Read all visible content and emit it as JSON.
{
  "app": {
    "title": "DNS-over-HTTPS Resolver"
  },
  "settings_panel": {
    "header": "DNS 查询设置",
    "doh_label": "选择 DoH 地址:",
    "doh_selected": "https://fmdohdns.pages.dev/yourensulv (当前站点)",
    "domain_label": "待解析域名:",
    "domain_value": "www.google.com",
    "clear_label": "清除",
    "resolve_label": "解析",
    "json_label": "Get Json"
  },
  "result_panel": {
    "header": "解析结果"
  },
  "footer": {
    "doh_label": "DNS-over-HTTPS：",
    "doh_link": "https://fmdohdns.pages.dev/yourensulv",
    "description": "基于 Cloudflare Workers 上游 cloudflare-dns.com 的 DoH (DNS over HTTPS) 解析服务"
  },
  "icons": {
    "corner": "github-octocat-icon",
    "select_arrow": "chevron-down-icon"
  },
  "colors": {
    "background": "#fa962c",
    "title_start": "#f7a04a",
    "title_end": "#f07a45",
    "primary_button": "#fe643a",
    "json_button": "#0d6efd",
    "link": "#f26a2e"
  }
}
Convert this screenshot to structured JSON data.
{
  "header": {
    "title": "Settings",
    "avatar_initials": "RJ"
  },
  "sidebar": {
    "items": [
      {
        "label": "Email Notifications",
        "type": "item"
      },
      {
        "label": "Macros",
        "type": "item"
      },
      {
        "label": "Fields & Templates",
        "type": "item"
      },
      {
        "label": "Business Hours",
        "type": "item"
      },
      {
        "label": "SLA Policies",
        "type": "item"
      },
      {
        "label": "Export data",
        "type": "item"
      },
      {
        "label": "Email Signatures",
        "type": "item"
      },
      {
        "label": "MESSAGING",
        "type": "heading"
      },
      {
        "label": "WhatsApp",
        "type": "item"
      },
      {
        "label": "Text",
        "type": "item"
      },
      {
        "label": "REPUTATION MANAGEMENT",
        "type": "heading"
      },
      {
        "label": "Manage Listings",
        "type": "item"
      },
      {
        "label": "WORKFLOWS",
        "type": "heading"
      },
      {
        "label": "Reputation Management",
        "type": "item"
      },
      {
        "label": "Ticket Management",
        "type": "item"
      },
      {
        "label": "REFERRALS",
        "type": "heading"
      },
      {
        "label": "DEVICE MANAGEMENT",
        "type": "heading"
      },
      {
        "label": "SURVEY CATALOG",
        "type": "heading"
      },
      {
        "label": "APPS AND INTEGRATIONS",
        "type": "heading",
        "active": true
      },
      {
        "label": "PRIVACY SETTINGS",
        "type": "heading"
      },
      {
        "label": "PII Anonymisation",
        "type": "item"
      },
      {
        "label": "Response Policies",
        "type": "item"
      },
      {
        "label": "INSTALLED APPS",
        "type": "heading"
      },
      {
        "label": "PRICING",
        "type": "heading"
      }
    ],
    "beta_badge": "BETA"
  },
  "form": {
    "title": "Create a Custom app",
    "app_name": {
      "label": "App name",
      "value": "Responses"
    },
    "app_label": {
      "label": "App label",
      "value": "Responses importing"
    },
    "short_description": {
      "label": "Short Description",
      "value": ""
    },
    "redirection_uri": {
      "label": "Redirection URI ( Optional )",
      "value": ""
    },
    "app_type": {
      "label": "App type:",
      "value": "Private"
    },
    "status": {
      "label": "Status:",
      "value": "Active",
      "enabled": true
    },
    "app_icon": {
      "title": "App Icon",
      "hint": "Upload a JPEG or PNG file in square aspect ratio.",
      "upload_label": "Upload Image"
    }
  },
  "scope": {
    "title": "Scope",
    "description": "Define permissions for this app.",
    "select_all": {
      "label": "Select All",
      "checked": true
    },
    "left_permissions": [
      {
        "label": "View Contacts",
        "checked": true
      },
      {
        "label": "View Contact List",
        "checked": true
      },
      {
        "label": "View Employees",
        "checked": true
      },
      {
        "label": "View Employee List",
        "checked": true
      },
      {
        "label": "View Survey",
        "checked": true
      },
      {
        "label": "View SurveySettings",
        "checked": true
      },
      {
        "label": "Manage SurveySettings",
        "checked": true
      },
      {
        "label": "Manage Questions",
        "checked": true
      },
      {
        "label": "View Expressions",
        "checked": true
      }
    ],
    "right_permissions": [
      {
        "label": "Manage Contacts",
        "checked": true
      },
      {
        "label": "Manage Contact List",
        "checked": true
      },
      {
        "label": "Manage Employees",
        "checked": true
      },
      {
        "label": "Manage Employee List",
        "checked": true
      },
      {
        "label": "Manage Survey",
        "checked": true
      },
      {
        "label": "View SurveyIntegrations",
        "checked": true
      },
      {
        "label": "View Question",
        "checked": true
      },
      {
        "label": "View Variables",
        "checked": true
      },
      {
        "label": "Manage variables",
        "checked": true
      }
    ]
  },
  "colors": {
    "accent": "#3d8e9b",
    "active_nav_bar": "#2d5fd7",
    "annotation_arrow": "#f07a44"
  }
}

→ **What needs to be done**
Reproduce all data above, unchanged.

→ **Problem solution**
Read all visible content and emit it as JSON.
{
  "app": {
    "title": "DNS-over-HTTPS Resolver"
  },
  "settings_panel": {
    "header": "DNS 查询设置",
    "doh_label": "选择 DoH 地址:",
    "doh_selected": "https://fmdohdns.pages.dev/yourensulv (当前站点)",
    "domain_label": "待解析域名:",
    "domain_value": "www.google.com",
    "clear_label": "清除",
    "resolve_label": "解析",
    "json_label": "Get Json"
  },
  "result_panel": {
    "header": "解析结果"
  },
  "footer": {
    "doh_label": "DNS-over-HTTPS：",
    "doh_link": "https://fmdohdns.pages.dev/yourensulv",
    "description": "基于 Cloudflare Workers 上游 cloudflare-dns.com 的 DoH (DNS over HTTPS) 解析服务"
  },
  "icons": {
    "corner": "github-octocat-icon",
    "select_arrow": "chevron-down-icon"
  },
  "colors": {
    "background": "#fa962c",
    "title_start": "#f7a04a",
    "title_end": "#f07a45",
    "primary_button": "#fe643a",
    "json_button": "#0d6efd",
    "link": "#f26a2e"
  }
}
Convert this screenshot to structured JSON data.
{
  "header": {
    "title": "Settings",
    "avatar_initials": "RJ"
  },
  "sidebar": {
    "items": [
      {
        "label": "Email Notifications",
        "type": "item"
      },
      {
        "label": "Macros",
        "type": "item"
      },
      {
        "label": "Fields & Templates",
        "type": "item"
      },
      {
        "label": "Business Hours",
        "type": "item"
      },
      {
        "label": "SLA Policies",
        "type": "item"
      },
      {
        "label": "Export data",
        "type": "item"
      },
      {
        "label": "Email Signatures",
        "type": "item"
      },
      {
        "label": "MESSAGING",
        "type": "heading"
      },
      {
        "label": "WhatsApp",
        "type": "item"
      },
      {
        "label": "Text",
        "type": "item"
      },
      {
        "label": "REPUTATION MANAGEMENT",
        "type": "heading"
      },
      {
        "label": "Manage Listings",
        "type": "item"
      },
      {
        "label": "WORKFLOWS",
        "type": "heading"
      },
      {
        "label": "Reputation Management",
        "type": "item"
      },
      {
        "label": "Ticket Management",
        "type": "item"
      },
      {
        "label": "REFERRALS",
        "type": "heading"
      },
      {
        "label": "DEVICE MANAGEMENT",
        "type": "heading"
      },
      {
        "label": "SURVEY CATALOG",
        "type": "heading"
      },
      {
        "label": "APPS AND INTEGRATIONS",
        "type": "heading",
        "active": true
      },
      {
        "label": "PRIVACY SETTINGS",
        "type": "heading"
      },
      {
        "label": "PII Anonymisation",
        "type": "item"
      },
      {
        "label": "Response Policies",
        "type": "item"
      },
      {
        "label": "INSTALLED APPS",
        "type": "heading"
      },
      {
        "label": "PRICING",
        "type": "heading"
      }
    ],
    "beta_badge": "BETA"
  },
  "form": {
    "title": "Create a Custom app",
    "app_name": {
      "label": "App name",
      "value": "Responses"
    },
    "app_label": {
      "label": "App label",
      "value": "Responses importing"
    },
    "short_description": {
      "label": "Short Description",
      "value": ""
    },
    "redirection_uri": {
      "label": "Redirection URI ( Optional )",
      "value": ""
    },
    "app_type": {
      "label": "App type:",
      "value": "Private"
    },
    "status": {
      "label": "Status:",
      "value": "Active",
      "enabled": true
    },
    "app_icon": {
      "title": "App Icon",
      "hint": "Upload a JPEG or PNG file in square aspect ratio.",
      "upload_label": "Upload Image"
    }
  },
  "scope": {
    "title": "Scope",
    "description": "Define permissions for this app.",
    "select_all": {
      "label": "Select All",
      "checked": true
    },
    "left_permissions": [
      {
        "label": "View Contacts",
        "checked": true
      },
      {
        "label": "View Contact List",
        "checked": true
      },
      {
        "label": "View Employees",
        "checked": true
      },
      {
        "label": "View Employee List",
        "checked": true
      },
      {
        "label": "View Survey",
        "checked": true
      },
      {
        "label": "View SurveySettings",
        "checked": true
      },
      {
        "label": "Manage SurveySettings",
        "checked": true
      },
      {
        "label": "Manage Questions",
        "checked": true
      },
      {
        "label": "View Expressions",
        "checked": true
      }
    ],
    "right_permissions": [
      {
        "label": "Manage Contacts",
        "checked": true
      },
      {
        "label": "Manage Contact List",
        "checked": true
      },
      {
        "label": "Manage Employees",
        "checked": true
      },
      {
        "label": "Manage Employee List",
        "checked": true
      },
      {
        "label": "Manage Survey",
        "checked": true
      },
      {
        "label": "View SurveyIntegrations",
        "checked": true
      },
      {
        "label": "View Question",
        "checked": true
      },
      {
        "label": "View Variables",
        "checked": true
      },
      {
        "label": "Manage variables",
        "checked": true
      }
    ]
  },
  "colors": {
    "accent": "#3d8e9b",
    "active_nav_bar": "#2d5fd7",
    "annotation_arrow": "#f07a44"
  }
}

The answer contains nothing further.